REQUEST:
Each entry has to be copied exactly, with nothing missed.

DATA SHOWN:
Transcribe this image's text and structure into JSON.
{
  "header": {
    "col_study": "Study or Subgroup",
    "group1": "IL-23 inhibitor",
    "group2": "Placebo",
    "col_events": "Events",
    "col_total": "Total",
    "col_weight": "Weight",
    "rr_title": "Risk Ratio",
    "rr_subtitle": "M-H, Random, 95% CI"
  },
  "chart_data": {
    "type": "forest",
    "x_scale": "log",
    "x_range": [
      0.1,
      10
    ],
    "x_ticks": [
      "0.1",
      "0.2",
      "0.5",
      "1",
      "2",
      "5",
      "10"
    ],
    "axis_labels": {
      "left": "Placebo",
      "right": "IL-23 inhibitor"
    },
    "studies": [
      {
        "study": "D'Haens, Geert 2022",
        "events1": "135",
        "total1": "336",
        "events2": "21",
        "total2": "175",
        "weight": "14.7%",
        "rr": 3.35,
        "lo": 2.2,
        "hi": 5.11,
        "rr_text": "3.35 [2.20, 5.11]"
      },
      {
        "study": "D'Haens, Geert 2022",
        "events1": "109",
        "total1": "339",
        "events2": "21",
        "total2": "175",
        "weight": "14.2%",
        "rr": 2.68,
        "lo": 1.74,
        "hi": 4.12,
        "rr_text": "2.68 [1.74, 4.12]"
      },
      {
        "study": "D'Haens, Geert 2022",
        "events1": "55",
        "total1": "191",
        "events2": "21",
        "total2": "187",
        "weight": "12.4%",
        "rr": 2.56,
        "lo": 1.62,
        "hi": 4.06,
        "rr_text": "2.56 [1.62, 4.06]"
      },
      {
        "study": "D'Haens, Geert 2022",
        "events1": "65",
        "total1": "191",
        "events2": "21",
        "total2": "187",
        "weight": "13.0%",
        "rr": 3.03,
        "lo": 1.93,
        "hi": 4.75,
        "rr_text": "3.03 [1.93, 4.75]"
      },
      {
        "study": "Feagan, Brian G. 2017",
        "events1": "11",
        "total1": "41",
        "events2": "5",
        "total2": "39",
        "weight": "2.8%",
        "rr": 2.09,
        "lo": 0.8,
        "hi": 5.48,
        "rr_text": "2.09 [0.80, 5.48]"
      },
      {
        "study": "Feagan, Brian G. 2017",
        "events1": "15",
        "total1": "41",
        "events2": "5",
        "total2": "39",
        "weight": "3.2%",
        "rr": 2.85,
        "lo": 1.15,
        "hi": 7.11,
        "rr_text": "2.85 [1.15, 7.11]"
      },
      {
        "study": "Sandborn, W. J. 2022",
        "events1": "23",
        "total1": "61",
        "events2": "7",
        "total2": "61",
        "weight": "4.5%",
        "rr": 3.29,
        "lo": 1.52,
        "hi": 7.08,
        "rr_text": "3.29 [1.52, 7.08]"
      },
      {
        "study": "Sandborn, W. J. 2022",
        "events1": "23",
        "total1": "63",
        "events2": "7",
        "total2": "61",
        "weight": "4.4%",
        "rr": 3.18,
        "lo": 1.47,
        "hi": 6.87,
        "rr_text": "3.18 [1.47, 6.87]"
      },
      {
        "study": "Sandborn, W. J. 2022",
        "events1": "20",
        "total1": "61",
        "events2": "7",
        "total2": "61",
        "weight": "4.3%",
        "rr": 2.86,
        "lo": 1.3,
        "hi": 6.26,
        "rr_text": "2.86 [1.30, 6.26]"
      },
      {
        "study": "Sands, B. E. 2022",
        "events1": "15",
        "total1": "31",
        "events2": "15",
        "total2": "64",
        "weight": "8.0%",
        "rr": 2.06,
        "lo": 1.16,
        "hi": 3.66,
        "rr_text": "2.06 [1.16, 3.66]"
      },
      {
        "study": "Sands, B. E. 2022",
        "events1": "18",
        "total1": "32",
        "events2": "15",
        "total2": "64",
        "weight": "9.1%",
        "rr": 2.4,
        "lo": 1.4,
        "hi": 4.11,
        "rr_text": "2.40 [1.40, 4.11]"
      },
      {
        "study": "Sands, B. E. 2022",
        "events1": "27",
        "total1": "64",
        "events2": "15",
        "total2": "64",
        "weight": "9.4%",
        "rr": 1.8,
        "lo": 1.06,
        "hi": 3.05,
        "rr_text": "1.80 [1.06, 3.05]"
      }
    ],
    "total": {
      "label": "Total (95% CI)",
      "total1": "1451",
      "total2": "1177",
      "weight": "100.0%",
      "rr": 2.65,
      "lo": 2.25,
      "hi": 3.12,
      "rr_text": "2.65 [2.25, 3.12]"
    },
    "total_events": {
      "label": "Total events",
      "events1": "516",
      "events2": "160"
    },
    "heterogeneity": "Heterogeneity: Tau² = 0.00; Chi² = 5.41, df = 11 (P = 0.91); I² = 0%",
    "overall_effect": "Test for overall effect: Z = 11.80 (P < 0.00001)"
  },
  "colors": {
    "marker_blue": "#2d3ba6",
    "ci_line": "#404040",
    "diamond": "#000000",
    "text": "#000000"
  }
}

THE OUTPUT:
Transcribe this image's text and structure into JSON.
{
  "header": {
    "col_study": "Study or Subgroup",
    "group1": "IL-23 inhibitor",
    "group2": "Placebo",
    "col_events": "Events",
    "col_total": "Total",
    "col_weight": "Weight",
    "rr_title": "Risk Ratio",
    "rr_subtitle": "M-H, Random, 95% CI"
  },
  "chart_data": {
    "type": "forest",
    "x_scale": "log",
    "x_range": [
      0.1,
      10
    ],
    "x_ticks": [
      "0.1",
      "0.2",
      "0.5",
      "1",
      "2",
      "5",
      "10"
    ],
    "axis_labels": {
      "left": "Placebo",
      "right": "IL-23 inhibitor"
    },
    "studies": [
      {
        "study": "D'Haens, Geert 2022",
        "events1": "135",
        "total1": "336",
        "events2": "21",
        "total2": "175",
        "weight": "14.7%",
        "rr": 3.35,
        "lo": 2.2,
        "hi": 5.11,
        "rr_text": "3.35 [2.20, 5.11]"
      },
      {
        "study": "D'Haens, Geert 2022",
        "events1": "109",
        "total1": "339",
        "events2": "21",
        "total2": "175",
        "weight": "14.2%",
        "rr": 2.68,
        "lo": 1.74,
        "hi": 4.12,
        "rr_text": "2.68 [1.74, 4.12]"
      },
      {
        "study": "D'Haens, Geert 2022",
        "events1": "55",
        "total1": "191",
        "events2": "21",
        "total2": "187",
        "weight": "12.4%",
        "rr": 2.56,
        "lo": 1.62,
        "hi": 4.06,
        "rr_text": "2.56 [1.62, 4.06]"
      },
      {
        "study": "D'Haens, Geert 2022",
        "events1": "65",
        "total1": "191",
        "events2": "21",
        "total2": "187",
        "weight": "13.0%",
        "rr": 3.03,
        "lo": 1.93,
        "hi": 4.75,
        "rr_text": "3.03 [1.93, 4.75]"
      },
      {
        "study": "Feagan, Brian G. 2017",
        "events1": "11",
        "total1": "41",
        "events2": "5",
        "total2": "39",
        "weight": "2.8%",
        "rr": 2.09,
        "lo": 0.8,
        "hi": 5.48,
        "rr_text": "2.09 [0.80, 5.48]"
      },
      {
        "study": "Feagan, Brian G. 2017",
        "events1": "15",
        "total1": "41",
        "events2": "5",
        "total2": "39",
        "weight": "3.2%",
        "rr": 2.85,
        "lo": 1.15,
        "hi": 7.11,
        "rr_text": "2.85 [1.15, 7.11]"
      },
      {
        "study": "Sandborn, W. J. 2022",
        "events1": "23",
        "total1": "61",
        "events2": "7",
        "total2": "61",
        "weight": "4.5%",
        "rr": 3.29,
        "lo": 1.52,
        "hi": 7.08,
        "rr_text": "3.29 [1.52, 7.08]"
      },
      {
        "study": "Sandborn, W. J. 2022",
        "events1": "23",
        "total1": "63",
        "events2": "7",
        "total2": "61",
        "weight": "4.4%",
        "rr": 3.18,
        "lo": 1.47,
        "hi": 6.87,
        "rr_text": "3.18 [1.47, 6.87]"
      },
      {
        "study": "Sandborn, W. J. 2022",
        "events1": "20",
        "total1": "61",
        "events2": "7",
        "total2": "61",
        "weight": "4.3%",
        "rr": 2.86,
        "lo": 1.3,
        "hi": 6.26,
        "rr_text": "2.86 [1.30, 6.26]"
      },
      {
        "study": "Sands, B. E. 2022",
        "events1": "15",
        "total1": "31",
        "events2": "15",
        "total2": "64",
        "weight": "8.0%",
        "rr": 2.06,
        "lo": 1.16,
        "hi": 3.66,
        "rr_text": "2.06 [1.16, 3.66]"
      },
      {
        "study": "Sands, B. E. 2022",
        "events1": "18",
        "total1": "32",
        "events2": "15",
        "total2": "64",
        "weight": "9.1%",
        "rr": 2.4,
        "lo": 1.4,
        "hi": 4.11,
        "rr_text": "2.40 [1.40, 4.11]"
      },
      {
        "study": "Sands, B. E. 2022",
        "events1": "27",
        "total1": "64",
        "events2": "15",
        "total2": "64",
        "weight": "9.4%",
        "rr": 1.8,
        "lo": 1.06,
        "hi": 3.05,
        "rr_text": "1.80 [1.06, 3.05]"
      }
    ],
    "total": {
      "label": "Total (95% CI)",
      "total1": "1451",
      "total2": "1177",
      "weight": "100.0%",
      "rr": 2.65,
      "lo": 2.25,
      "hi": 3.12,
      "rr_text": "2.65 [2.25, 3.12]"
    },
    "total_events": {
      "label": "Total events",
      "events1": "516",
      "events2": "160"
    },
    "heterogeneity": "Heterogeneity: Tau² = 0.00; Chi² = 5.41, df = 11 (P = 0.91); I² = 0%",
    "overall_effect": "Test for overall effect: Z = 11.80 (P < 0.00001)"
  },
  "colors": {
    "marker_blue": "#2d3ba6",
    "ci_line": "#404040",
    "diamond": "#000000",
    "text": "#000000"
  }
}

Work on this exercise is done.